Start of SUPPLIED TEXT

Metadata-Version: 2.4
Name: pst-search
Version: 1.1.1
Summary: Local search engine for Outlook PST files. Index once, search instantly, retrieve attachments on demand.
Author-email: KD5RYN <jlacy8234@gmail.com>
License-Expression: MIT
Project-URL: Homepage, https://github.com/KD5RYN/pst-search
Project-URL: Repository, https://github.com/KD5RYN/pst-search
Project-URL: Issues, https://github.com/KD5RYN/pst-search/issues
Keywords: pst,outlook,email,eml,full-text-search,sqlite,fts5,ediscovery,forensics,libpff
Classifier: Development Status :: 5 - Production/Stable
Classifier: Environment :: Console
Classifier: Environment :: Web Environment
Classifier: Intended Audience :: End Users/Desktop
Classifier: Intended Audience :: Legal Industry
Classifier: Intended Audience :: Information Technology
Classifier: Operating System :: OS Independent
Classifier: Operating System :: Microsoft :: Windows
Classifier: Operating System :: POSIX :: Linux
Classifier: Operating System :: MacOS
Classifier: Programming Language :: Python :: 3
Classifier: Programming Language :: Python :: 3.10
Classifier: Programming Language :: Python :: 3.11
Classifier: Programming Language :: Python :: 3.12
Classifier: Programming Language :: Python :: 3.13
Classifier: Topic :: Communications :: Email
Classifier: Topic :: Communications :: Email :: Filters
Classifier: Topic :: Office/Business
Classifier: Topic :: System :: Archiving
Classifier: Topic :: Database
Requires-Python: >=3.10
Description-Content-Type: text/markdown
License-File: LICENSE
Requires-Dist: fastapi>=0.110
Requires-Dist: uvicorn[standard]>=0.27
Requires-Dist: click>=8.1
Provides-Extra: dev
Requires-Dist: pytest>=8; extra == "dev"

End of SUPPLIED TEXT
Start of MATERIAL TO PROCESS

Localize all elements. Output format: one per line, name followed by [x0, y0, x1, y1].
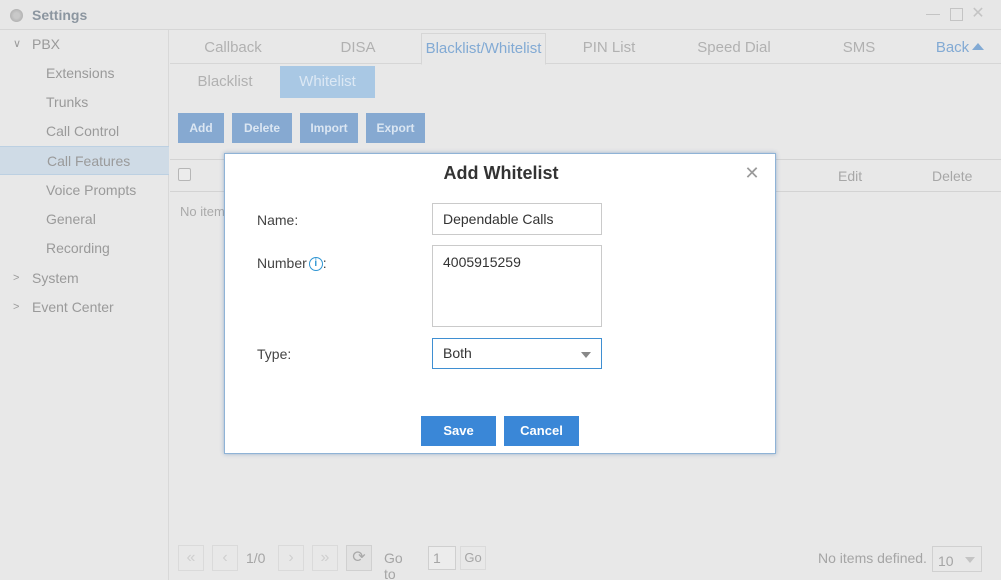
- tab-disa[interactable]: DISA: [296, 33, 420, 64]
- goto-label: Go to: [384, 550, 403, 580]
- column-edit: Edit: [838, 168, 863, 184]
- type-label: Type:: [257, 346, 292, 362]
- sidebar-group-system[interactable]: > System: [0, 264, 169, 292]
- tab-pin-list[interactable]: PIN List: [546, 33, 672, 64]
- caret-down-icon: [581, 352, 591, 358]
- sidebar-item-recording[interactable]: Recording: [0, 234, 169, 263]
- last-page-button[interactable]: »: [312, 545, 338, 571]
- export-button[interactable]: Export: [366, 113, 425, 143]
- first-page-button[interactable]: «: [178, 545, 204, 571]
- sidebar-item-extensions[interactable]: Extensions: [0, 59, 169, 88]
- select-all-checkbox[interactable]: [178, 168, 191, 181]
- sidebar-item-call-control[interactable]: Call Control: [0, 117, 169, 146]
- go-button[interactable]: Go: [460, 546, 486, 570]
- close-window-button[interactable]: ✕: [970, 6, 986, 22]
- subtab-blacklist[interactable]: Blacklist: [170, 66, 280, 98]
- chevron-right-icon: >: [13, 301, 20, 313]
- goto-page-input[interactable]: [428, 546, 456, 570]
- tab-sms[interactable]: SMS: [796, 33, 922, 64]
- sidebar-item-voice-prompts[interactable]: Voice Prompts: [0, 176, 169, 205]
- tab-blacklist-whitelist[interactable]: Blacklist/Whitelist: [421, 33, 546, 65]
- cancel-button[interactable]: Cancel: [504, 416, 579, 446]
- type-select[interactable]: Both: [432, 338, 602, 369]
- tab-callback[interactable]: Callback: [170, 33, 296, 64]
- close-icon[interactable]: ✕: [744, 164, 760, 182]
- sidebar-group-pbx[interactable]: ∨ PBX: [0, 30, 169, 58]
- delete-button[interactable]: Delete: [232, 113, 292, 143]
- refresh-icon[interactable]: ⟳: [346, 545, 372, 571]
- chevron-down-icon: ∨: [13, 38, 22, 50]
- sidebar-item-call-features[interactable]: Call Features: [0, 146, 169, 175]
- chevron-right-icon: >: [13, 272, 20, 284]
- save-button[interactable]: Save: [421, 416, 496, 446]
- add-whitelist-dialog: Add Whitelist ✕ Name: Numberi: Type: Bot…: [224, 153, 776, 454]
- name-input[interactable]: [432, 203, 602, 235]
- tab-speed-dial[interactable]: Speed Dial: [672, 33, 796, 64]
- caret-down-icon: [965, 557, 975, 563]
- tab-bar: Callback DISA Blacklist/Whitelist PIN Li…: [170, 33, 1001, 65]
- triangle-up-icon: [972, 43, 985, 50]
- sidebar-item-general[interactable]: General: [0, 205, 169, 234]
- subtab-whitelist[interactable]: Whitelist: [280, 66, 375, 98]
- page-indicator: 1/0: [246, 550, 266, 566]
- number-textarea[interactable]: [432, 245, 602, 327]
- prev-page-button[interactable]: ‹: [212, 545, 238, 571]
- next-page-button[interactable]: ›: [278, 545, 304, 571]
- number-label: Number i:: [257, 255, 327, 271]
- title-bar: Settings ✕: [0, 0, 1001, 30]
- sidebar-group-event-center[interactable]: > Event Center: [0, 293, 169, 321]
- gear-icon: [10, 9, 23, 22]
- dialog-title: Add Whitelist: [443, 163, 559, 183]
- import-button[interactable]: Import: [300, 113, 358, 143]
- pagination-status: No items defined.: [818, 550, 927, 566]
- sidebar-item-trunks[interactable]: Trunks: [0, 88, 169, 117]
- window-title: Settings: [32, 7, 88, 23]
- back-button[interactable]: Back: [922, 33, 998, 64]
- page-size-select[interactable]: 10: [932, 546, 982, 572]
- sidebar: ∨ PBX Extensions Trunks Call Control Cal…: [0, 30, 169, 580]
- column-delete: Delete: [932, 168, 973, 184]
- maximize-button[interactable]: [948, 6, 964, 22]
- add-button[interactable]: Add: [178, 113, 224, 143]
- name-label: Name:: [257, 212, 299, 228]
- minimize-button[interactable]: [925, 6, 941, 22]
- info-icon[interactable]: i: [308, 257, 323, 271]
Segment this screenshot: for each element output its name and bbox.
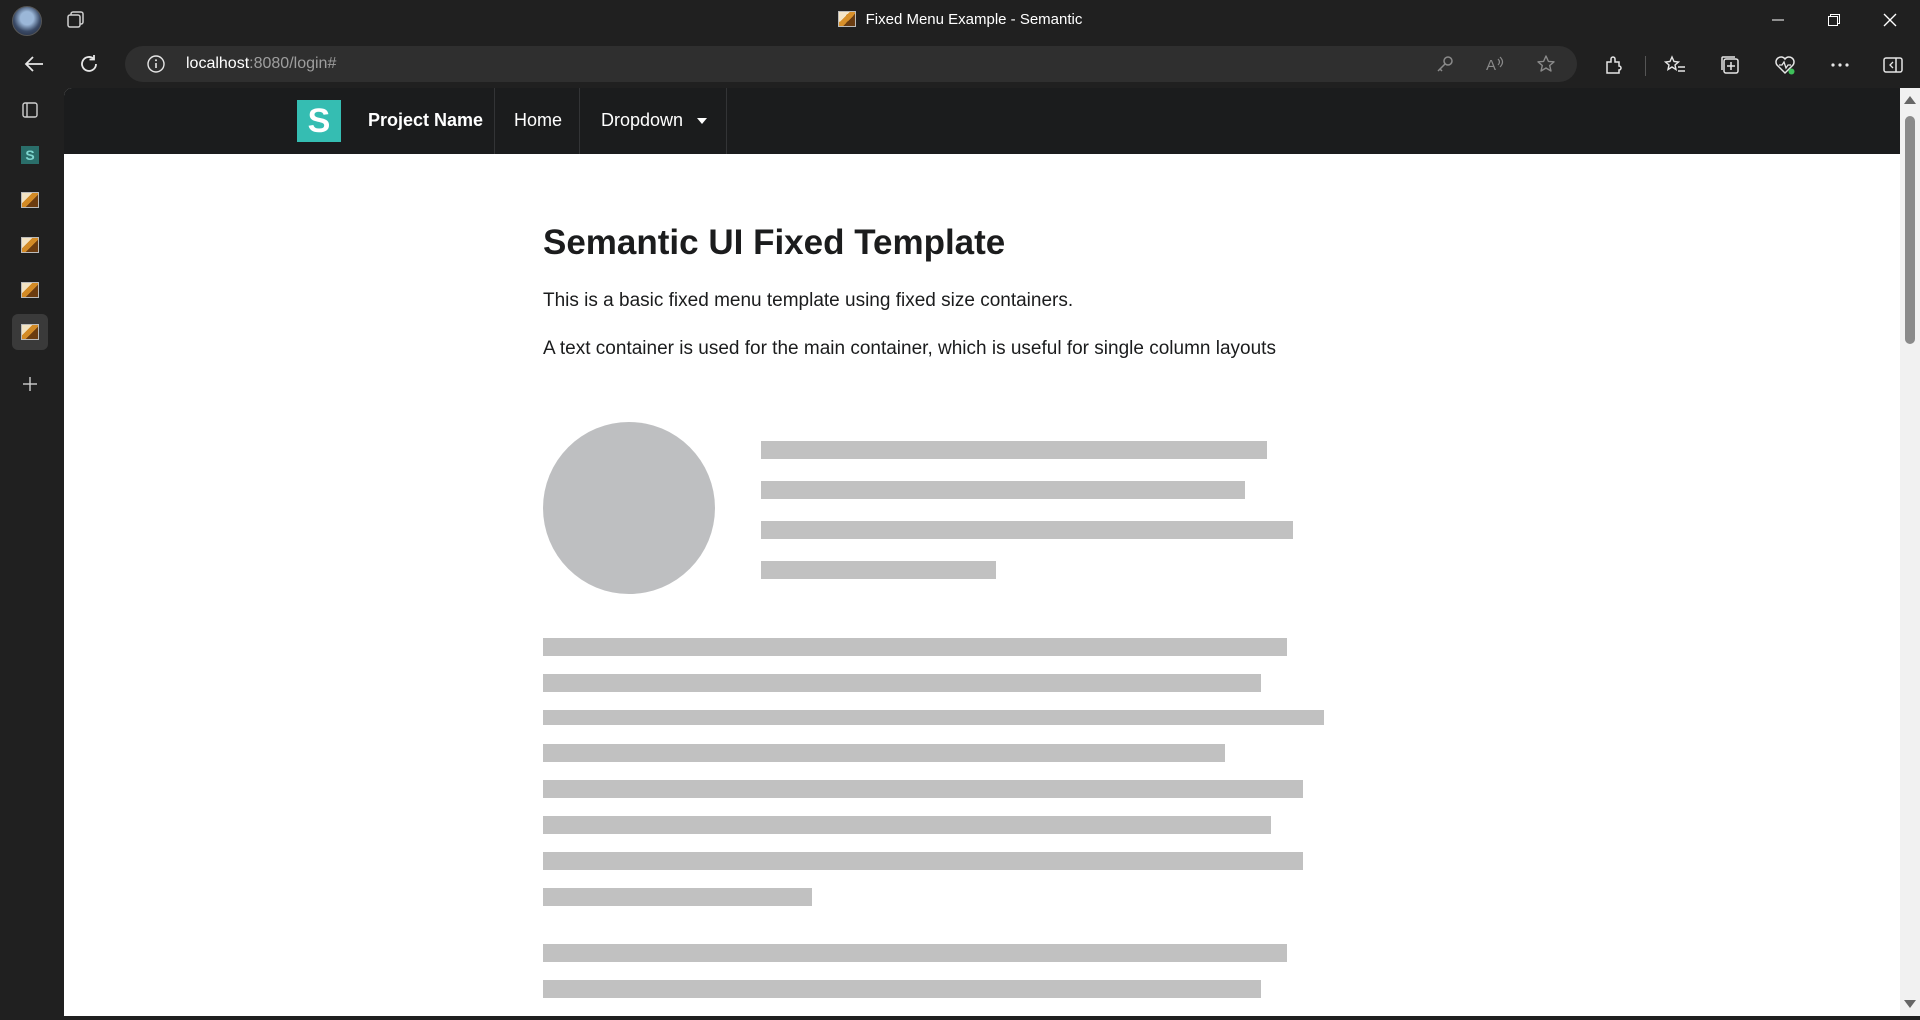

End of MATERIAL TO PROCESS

→ **STATED GOAL A**
Locate each line in the records that contains the string "select", and copy those lines.
→ **STATED GOAL B**
Extend the pst-search package metadata past its final line.
The package metadata and the records are unrelated to each other.

→ **REPLY A**
- select-all-checkbox[interactable]: [178, 168, 191, 181]
- type-select[interactable]: Both: [432, 338, 602, 369]
- page-size-select[interactable]: 10: [932, 546, 982, 572]

→ **REPLY B**
Requires-Dist: build>=1.0; extra == "dev"
Requires-Dist: twine>=5.0; extra == "dev"
Dynamic: license-file

# PST Search

A local search engine for Outlook PST files. Index once, then search by subject, body, sender, recipients, folder, or date — and pull attachments directly from the source PST on demand. Built around SQLite FTS5 for instant full-text search.

![PST Search UI — folder tree, search results, message detail](docs/screenshot.png)

## What it's for

`pst-search` is for anyone who has one or more Outlook `.pst` files and needs to actually search through them — without installing Outlook, without uploading the archive to a cloud service, and without writing throwaway scripts.

Common situations it solves:

- **Old mailbox archives.** Email from a previous job, a retired account, or a long-running personal mailbox you've exported. The PST is sitting on a drive somewhere and you want to find things in it.
- **Recovery and lookup.** Someone hands you a `.pst` and asks "is there an email about X?" or "find everything from Bob in 2024." You point the tool at it, the tool tells you.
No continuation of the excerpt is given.